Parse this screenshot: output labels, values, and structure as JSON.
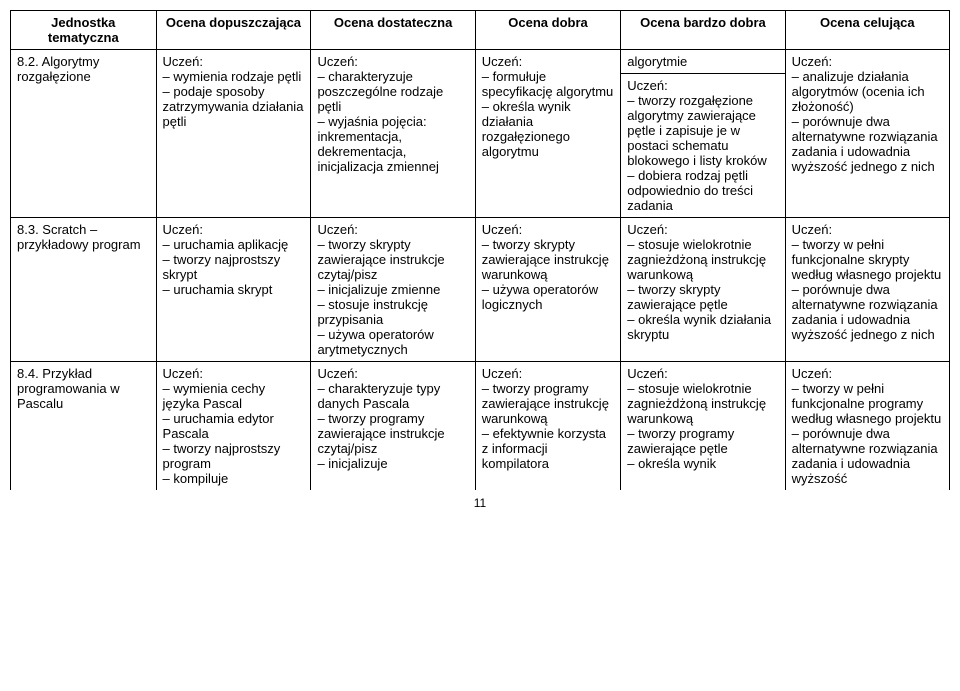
{
  "headers": {
    "c1": "Jednostka tematyczna",
    "c2": "Ocena dopuszczająca",
    "c3": "Ocena dostateczna",
    "c4": "Ocena dobra",
    "c5": "Ocena bardzo dobra",
    "c6": "Ocena celująca"
  },
  "spillover": {
    "c5": "algorytmie"
  },
  "rows": [
    {
      "title": "8.2. Algorytmy rozgałęzione",
      "c2": "Uczeń:\n– wymienia rodzaje pętli\n– podaje sposoby zatrzymywania działania pętli",
      "c3": "Uczeń:\n– charakteryzuje poszczególne rodzaje pętli\n– wyjaśnia pojęcia: inkrementacja, dekrementacja, inicjalizacja zmiennej",
      "c4": "Uczeń:\n– formułuje specyfikację algorytmu\n– określa wynik działania rozgałęzionego algorytmu",
      "c5": "Uczeń:\n– tworzy rozgałęzione algorytmy zawierające pętle i zapisuje je w postaci schematu blokowego i listy kroków\n– dobiera rodzaj pętli odpowiednio do treści zadania",
      "c6": "Uczeń:\n– analizuje działania algorytmów (ocenia ich złożoność)\n– porównuje dwa alternatywne rozwiązania zadania i udowadnia wyższość jednego z nich"
    },
    {
      "title": "8.3. Scratch – przykładowy program",
      "c2": "Uczeń:\n– uruchamia aplikację\n– tworzy najprostszy skrypt\n– uruchamia skrypt",
      "c3": "Uczeń:\n– tworzy skrypty zawierające instrukcje czytaj/pisz\n– inicjalizuje zmienne\n– stosuje instrukcję przypisania\n– używa operatorów arytmetycznych",
      "c4": "Uczeń:\n– tworzy skrypty zawierające instrukcję warunkową\n– używa operatorów logicznych",
      "c5": "Uczeń:\n– stosuje wielokrotnie zagnieżdżoną instrukcję warunkową\n– tworzy skrypty zawierające pętle\n– określa wynik działania skryptu",
      "c6": "Uczeń:\n– tworzy w pełni funkcjonalne skrypty według własnego projektu\n– porównuje dwa alternatywne rozwiązania zadania i udowadnia wyższość jednego z nich"
    },
    {
      "title": "8.4. Przykład programowania w Pascalu",
      "c2": "Uczeń:\n– wymienia cechy języka Pascal\n– uruchamia edytor Pascala\n– tworzy najprostszy program\n– kompiluje",
      "c3": "Uczeń:\n– charakteryzuje typy danych Pascala\n– tworzy programy zawierające instrukcje czytaj/pisz\n– inicjalizuje",
      "c4": "Uczeń:\n– tworzy programy zawierające instrukcję warunkową\n– efektywnie korzysta z informacji kompilatora",
      "c5": "Uczeń:\n– stosuje wielokrotnie zagnieżdżoną instrukcję warunkową\n– tworzy programy zawierające pętle\n– określa wynik",
      "c6": "Uczeń:\n– tworzy w pełni funkcjonalne programy według własnego projektu\n– porównuje dwa alternatywne rozwiązania zadania i udowadnia wyższość"
    }
  ],
  "page_number": "11"
}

===============

— STATED EXERCISE —
Pick out every line above that contains the word "projektu" and copy it.

— SOLUTION TO THE PROBLEM —
      "c6": "Uczeń:\n– tworzy w pełni funkcjonalne skrypty według własnego projektu\n– porównuje dwa alternatywne rozwiązania zadania i udowadnia wyższość jednego z nich"
      "c6": "Uczeń:\n– tworzy w pełni funkcjonalne programy według własnego projektu\n– porównuje dwa alternatywne rozwiązania zadania i udowadnia wyższość"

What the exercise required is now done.